SET EXERCISE
Count how many lines include "from" and answer with that number only.

RECORDS TO USE
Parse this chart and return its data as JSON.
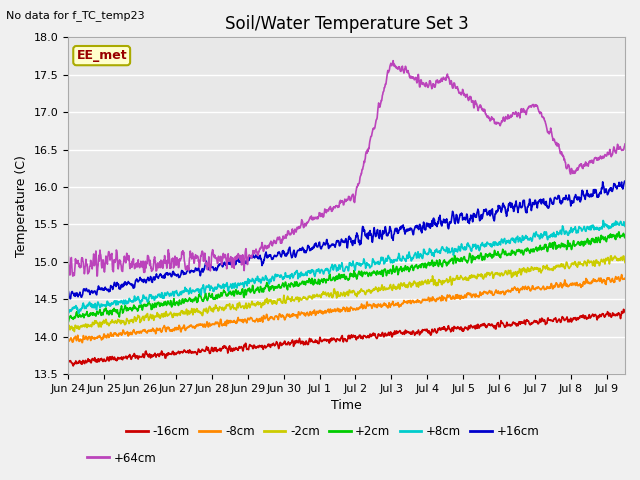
{
  "title": "Soil/Water Temperature Set 3",
  "xlabel": "Time",
  "ylabel": "Temperature (C)",
  "subtitle": "No data for f_TC_temp23",
  "legend_label": "EE_met",
  "ylim": [
    13.5,
    18.0
  ],
  "yticks": [
    13.5,
    14.0,
    14.5,
    15.0,
    15.5,
    16.0,
    16.5,
    17.0,
    17.5,
    18.0
  ],
  "series": {
    "-16cm": {
      "color": "#cc0000",
      "lw": 1.2
    },
    "-8cm": {
      "color": "#ff8800",
      "lw": 1.2
    },
    "-2cm": {
      "color": "#cccc00",
      "lw": 1.2
    },
    "+2cm": {
      "color": "#00cc00",
      "lw": 1.2
    },
    "+8cm": {
      "color": "#00cccc",
      "lw": 1.2
    },
    "+16cm": {
      "color": "#0000cc",
      "lw": 1.2
    },
    "+64cm": {
      "color": "#bb44bb",
      "lw": 1.2
    }
  },
  "duration_days": 15.5,
  "n_points": 1500,
  "background_color": "#f0f0f0",
  "axes_bg": "#e8e8e8",
  "grid_color": "white",
  "title_fontsize": 12,
  "label_fontsize": 9,
  "tick_fontsize": 8,
  "xtick_labels": [
    "Jun 24",
    "Jun 25",
    "Jun 26",
    "Jun 27",
    "Jun 28",
    "Jun 29",
    "Jun 30",
    "Jul 1",
    "Jul 2",
    "Jul 3",
    "Jul 4",
    "Jul 5",
    "Jul 6",
    "Jul 7",
    "Jul 8",
    "Jul 9"
  ]
}
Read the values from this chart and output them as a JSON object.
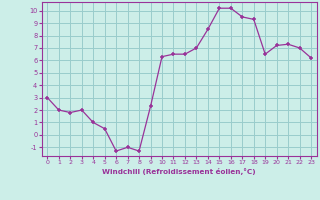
{
  "x": [
    0,
    1,
    2,
    3,
    4,
    5,
    6,
    7,
    8,
    9,
    10,
    11,
    12,
    13,
    14,
    15,
    16,
    17,
    18,
    19,
    20,
    21,
    22,
    23
  ],
  "y": [
    3,
    2,
    1.8,
    2,
    1,
    0.5,
    -1.3,
    -1,
    -1.3,
    2.3,
    6.3,
    6.5,
    6.5,
    7,
    8.5,
    10.2,
    10.2,
    9.5,
    9.3,
    6.5,
    7.2,
    7.3,
    7,
    6.2
  ],
  "line_color": "#993399",
  "marker": "+",
  "bg_color": "#cceee8",
  "grid_color": "#99cccc",
  "tick_label_color": "#993399",
  "axis_color": "#993399",
  "xlabel": "Windchill (Refroidissement éolien,°C)",
  "ylabel_ticks": [
    -1,
    0,
    1,
    2,
    3,
    4,
    5,
    6,
    7,
    8,
    9,
    10
  ],
  "xticks": [
    0,
    1,
    2,
    3,
    4,
    5,
    6,
    7,
    8,
    9,
    10,
    11,
    12,
    13,
    14,
    15,
    16,
    17,
    18,
    19,
    20,
    21,
    22,
    23
  ],
  "ylim": [
    -1.7,
    10.7
  ],
  "xlim": [
    -0.5,
    23.5
  ]
}
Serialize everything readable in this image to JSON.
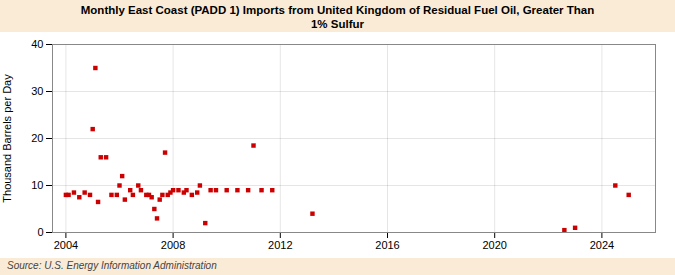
{
  "chart_data": {
    "type": "scatter",
    "title": "Monthly East Coast (PADD 1) Imports from United Kingdom of Residual Fuel Oil, Greater Than\n1% Sulfur",
    "ylabel": "Thousand Barrels per Day",
    "source": "Source: U.S. Energy Information Administration",
    "color": "#cc0000",
    "marker": "square",
    "grid": true,
    "xlim": [
      2003.5,
      2026.0
    ],
    "ylim": [
      0,
      40
    ],
    "xticks": [
      2004,
      2008,
      2012,
      2016,
      2020,
      2024
    ],
    "yticks": [
      0,
      10,
      20,
      30,
      40
    ],
    "x": [
      2004.0,
      2004.1,
      2004.3,
      2004.5,
      2004.7,
      2004.9,
      2005.0,
      2005.1,
      2005.2,
      2005.3,
      2005.5,
      2005.7,
      2005.9,
      2006.0,
      2006.1,
      2006.2,
      2006.4,
      2006.5,
      2006.7,
      2006.8,
      2007.0,
      2007.1,
      2007.2,
      2007.3,
      2007.4,
      2007.5,
      2007.6,
      2007.7,
      2007.8,
      2007.9,
      2008.0,
      2008.2,
      2008.4,
      2008.5,
      2008.7,
      2008.9,
      2009.0,
      2009.2,
      2009.4,
      2009.6,
      2010.0,
      2010.4,
      2010.8,
      2011.0,
      2011.3,
      2011.7,
      2013.2,
      2022.6,
      2023.0,
      2024.5,
      2025.0
    ],
    "values": [
      8.0,
      8.0,
      8.5,
      7.5,
      8.5,
      8.0,
      22.0,
      35.0,
      6.5,
      16.0,
      16.0,
      8.0,
      8.0,
      10.0,
      12.0,
      7.0,
      9.0,
      8.0,
      10.0,
      9.0,
      8.0,
      8.0,
      7.5,
      5.0,
      3.0,
      7.0,
      8.0,
      17.0,
      8.0,
      8.5,
      9.0,
      9.0,
      8.5,
      9.0,
      8.0,
      8.5,
      10.0,
      2.0,
      9.0,
      9.0,
      9.0,
      9.0,
      9.0,
      18.5,
      9.0,
      9.0,
      4.0,
      0.5,
      1.0,
      10.0,
      8.0
    ]
  }
}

WRITTEN ANSWER
2